** begin Listed records **

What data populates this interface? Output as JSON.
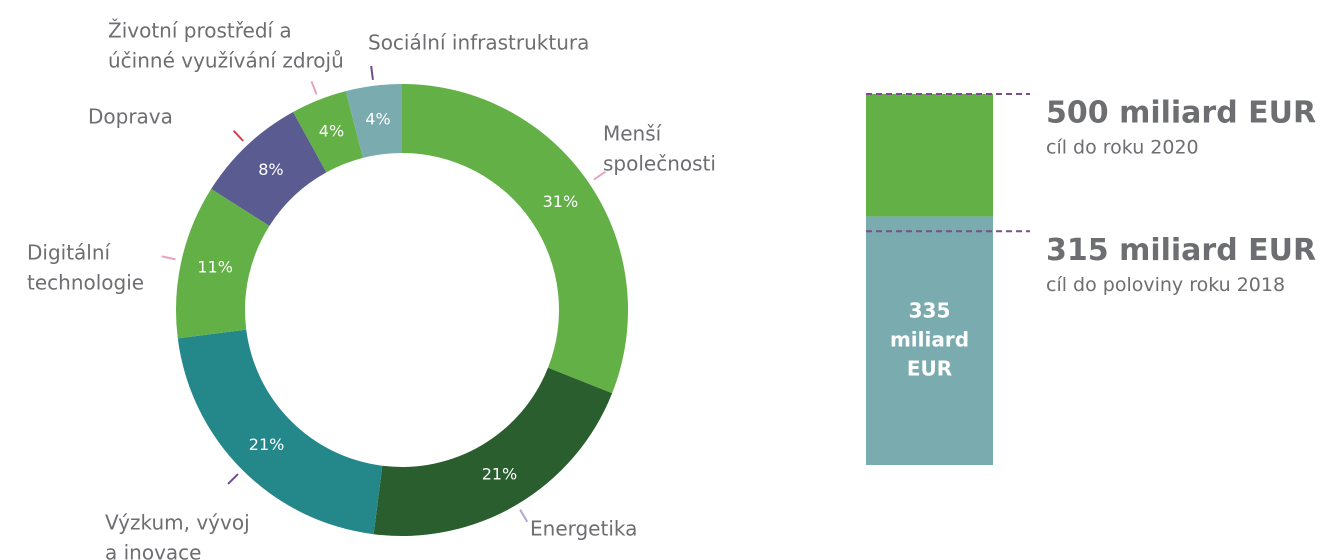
{
  "chart_data": [
    {
      "type": "donut",
      "categories": [
        [
          "Menší",
          "společnosti"
        ],
        [
          "Energetika"
        ],
        [
          "Výzkum, vývoj",
          "a inovace"
        ],
        [
          "Digitální",
          "technologie"
        ],
        [
          "Doprava"
        ],
        [
          "Životní prostředí a",
          "účinné využívání zdrojů"
        ],
        [
          "Sociální infrastruktura"
        ]
      ],
      "values": [
        31,
        21,
        21,
        11,
        8,
        4,
        4
      ],
      "value_labels": [
        "31%",
        "21%",
        "21%",
        "11%",
        "8%",
        "4%",
        "4%"
      ],
      "colors": [
        "#62b046",
        "#2a5e2e",
        "#24878a",
        "#62b046",
        "#5a5b91",
        "#62b046",
        "#7aabaf"
      ]
    },
    {
      "type": "bar",
      "stacked": true,
      "ylim": [
        0,
        500
      ],
      "series": [
        {
          "color": "#7aabaf",
          "values": [
            335
          ],
          "value_labels": [
            "335 miliard EUR"
          ]
        },
        {
          "color": "#62b046",
          "values": [
            165
          ]
        }
      ],
      "annotations": [
        {
          "value": 500,
          "label": "500 miliard EUR",
          "sublabel": "cíl do roku 2020"
        },
        {
          "value": 315,
          "label": "315 miliard EUR",
          "sublabel": "cíl do poloviny roku 2018"
        }
      ]
    }
  ]
}
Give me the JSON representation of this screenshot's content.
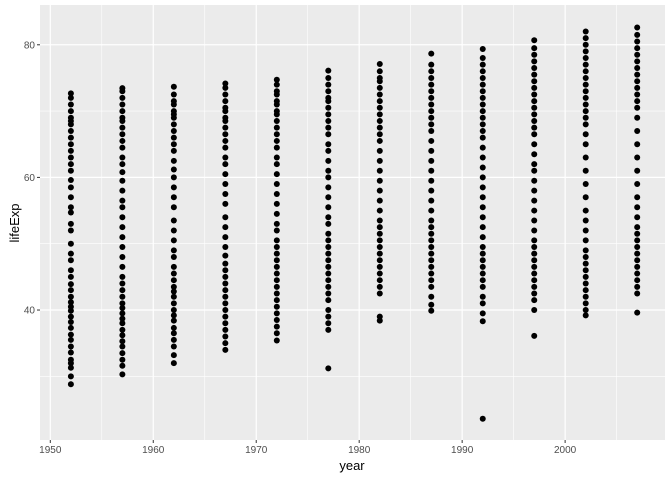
{
  "chart_data": {
    "type": "scatter",
    "title": "",
    "xlabel": "year",
    "ylabel": "lifeExp",
    "xlim": [
      1949.0,
      2009.7
    ],
    "ylim": [
      20.4,
      86.0
    ],
    "x_ticks": [
      1950,
      1960,
      1970,
      1980,
      1990,
      2000
    ],
    "y_ticks": [
      40,
      60,
      80
    ],
    "grid": true,
    "legend": "none",
    "colors": {
      "panel": "#EBEBEB",
      "grid": "#FFFFFF",
      "point": "#000000"
    },
    "series": [
      {
        "x": 1952,
        "values": [
          28.8,
          30.0,
          31.3,
          32.0,
          32.5,
          33.6,
          34.5,
          35.5,
          36.3,
          37.3,
          38.2,
          39.0,
          39.9,
          40.5,
          41.2,
          42.0,
          43.0,
          43.9,
          45.0,
          46.0,
          47.5,
          48.5,
          50.0,
          52.0,
          53.0,
          54.7,
          55.5,
          57.0,
          58.5,
          59.6,
          61.0,
          62.0,
          63.0,
          64.0,
          65.0,
          66.0,
          67.0,
          68.0,
          68.5,
          69.0,
          70.0,
          71.0,
          72.0,
          72.67
        ]
      },
      {
        "x": 1957,
        "values": [
          30.3,
          31.6,
          32.5,
          33.5,
          34.5,
          35.3,
          36.2,
          37.0,
          38.0,
          38.7,
          39.5,
          40.3,
          41.0,
          42.0,
          43.0,
          44.0,
          45.0,
          46.5,
          48.0,
          49.5,
          51.0,
          52.5,
          54.0,
          55.5,
          56.5,
          58.0,
          59.5,
          60.8,
          62.0,
          63.0,
          64.5,
          65.5,
          66.5,
          67.5,
          68.5,
          69.0,
          70.0,
          71.0,
          72.0,
          73.0,
          73.47
        ]
      },
      {
        "x": 1962,
        "values": [
          32.0,
          33.2,
          34.5,
          35.5,
          36.5,
          37.3,
          38.4,
          39.2,
          40.0,
          41.0,
          42.0,
          42.8,
          43.5,
          44.5,
          45.5,
          46.5,
          48.0,
          49.0,
          50.5,
          52.0,
          53.5,
          55.5,
          57.0,
          58.5,
          60.0,
          61.2,
          62.5,
          64.0,
          65.0,
          66.0,
          67.0,
          68.0,
          69.0,
          69.5,
          70.0,
          71.0,
          71.5,
          72.5,
          73.68
        ]
      },
      {
        "x": 1967,
        "values": [
          34.0,
          35.0,
          36.0,
          37.0,
          38.0,
          39.0,
          40.0,
          41.0,
          42.0,
          43.0,
          44.0,
          45.0,
          46.0,
          47.0,
          48.2,
          49.5,
          51.0,
          52.5,
          54.0,
          56.0,
          57.5,
          59.0,
          60.5,
          62.0,
          63.0,
          64.5,
          65.5,
          66.5,
          67.5,
          68.5,
          69.0,
          70.0,
          70.5,
          71.5,
          72.5,
          73.5,
          74.16
        ]
      },
      {
        "x": 1972,
        "values": [
          35.4,
          36.5,
          37.5,
          38.5,
          39.5,
          40.5,
          41.5,
          42.5,
          43.5,
          44.5,
          45.5,
          46.5,
          47.5,
          48.5,
          49.5,
          50.5,
          52.0,
          53.0,
          54.5,
          56.0,
          57.5,
          59.0,
          60.5,
          62.0,
          63.0,
          64.5,
          65.5,
          66.5,
          67.5,
          68.5,
          69.5,
          70.0,
          71.0,
          71.5,
          72.5,
          73.0,
          74.0,
          74.72
        ]
      },
      {
        "x": 1977,
        "values": [
          31.2,
          37.0,
          38.0,
          39.0,
          40.0,
          41.5,
          42.5,
          43.5,
          44.5,
          45.5,
          46.5,
          47.5,
          48.5,
          49.5,
          50.5,
          51.5,
          53.0,
          54.0,
          55.5,
          57.0,
          58.5,
          60.0,
          61.0,
          62.5,
          64.0,
          65.0,
          66.5,
          67.5,
          68.5,
          69.5,
          70.5,
          71.5,
          72.0,
          73.0,
          74.0,
          75.0,
          76.11
        ]
      },
      {
        "x": 1982,
        "values": [
          38.4,
          39.0,
          42.5,
          43.5,
          44.5,
          45.5,
          46.5,
          47.5,
          48.5,
          49.5,
          50.5,
          51.5,
          52.5,
          53.5,
          55.0,
          56.5,
          58.0,
          59.5,
          61.0,
          62.5,
          64.0,
          65.5,
          66.5,
          67.5,
          68.5,
          69.5,
          70.5,
          71.5,
          72.5,
          73.5,
          74.5,
          75.0,
          76.0,
          77.11
        ]
      },
      {
        "x": 1987,
        "values": [
          39.9,
          40.8,
          42.0,
          43.5,
          44.5,
          45.5,
          46.5,
          47.5,
          48.5,
          49.5,
          50.5,
          51.5,
          52.5,
          53.5,
          55.0,
          56.5,
          58.0,
          59.5,
          61.0,
          62.5,
          64.0,
          65.5,
          67.0,
          68.0,
          69.0,
          70.0,
          71.0,
          72.0,
          73.0,
          74.0,
          75.0,
          76.0,
          77.0,
          78.67
        ]
      },
      {
        "x": 1992,
        "values": [
          23.6,
          38.3,
          39.5,
          41.0,
          42.0,
          43.5,
          44.5,
          45.5,
          46.5,
          47.5,
          48.5,
          49.5,
          51.0,
          52.5,
          54.0,
          55.5,
          57.0,
          58.5,
          60.0,
          61.5,
          63.0,
          64.5,
          66.0,
          67.0,
          68.0,
          69.0,
          70.0,
          71.0,
          72.0,
          73.0,
          74.0,
          75.0,
          76.0,
          77.0,
          78.0,
          79.36
        ]
      },
      {
        "x": 1997,
        "values": [
          36.1,
          40.0,
          41.5,
          42.5,
          43.5,
          44.5,
          45.5,
          46.5,
          47.5,
          48.5,
          49.5,
          50.5,
          52.0,
          53.5,
          55.0,
          56.5,
          58.0,
          59.5,
          61.0,
          62.0,
          63.5,
          65.0,
          66.5,
          67.5,
          68.5,
          69.5,
          70.5,
          71.5,
          72.5,
          73.5,
          74.5,
          75.5,
          76.5,
          77.5,
          78.5,
          79.5,
          80.69
        ]
      },
      {
        "x": 2002,
        "values": [
          39.2,
          40.0,
          41.0,
          42.0,
          43.0,
          44.0,
          45.0,
          46.0,
          47.0,
          48.0,
          49.0,
          50.5,
          52.0,
          53.5,
          55.0,
          57.0,
          59.0,
          61.0,
          63.0,
          65.0,
          66.5,
          68.0,
          69.0,
          70.0,
          71.0,
          72.0,
          73.0,
          74.0,
          75.0,
          76.0,
          77.0,
          78.0,
          79.0,
          80.0,
          81.0,
          82.0
        ]
      },
      {
        "x": 2007,
        "values": [
          39.6,
          42.5,
          43.5,
          44.5,
          45.5,
          46.5,
          47.5,
          48.5,
          49.5,
          50.5,
          51.5,
          52.5,
          54.0,
          55.5,
          57.0,
          59.0,
          61.0,
          63.0,
          65.0,
          67.0,
          69.0,
          70.5,
          71.5,
          72.5,
          73.5,
          74.5,
          75.5,
          76.5,
          77.5,
          78.5,
          79.5,
          80.5,
          81.5,
          82.6
        ]
      }
    ]
  }
}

** end Listed records **

● Instructions to follow: Copy all lines of the material above where the string "sublabel" occurs.

● Solution:
          "sublabel": "cíl do roku 2020"
          "sublabel": "cíl do poloviny roku 2018"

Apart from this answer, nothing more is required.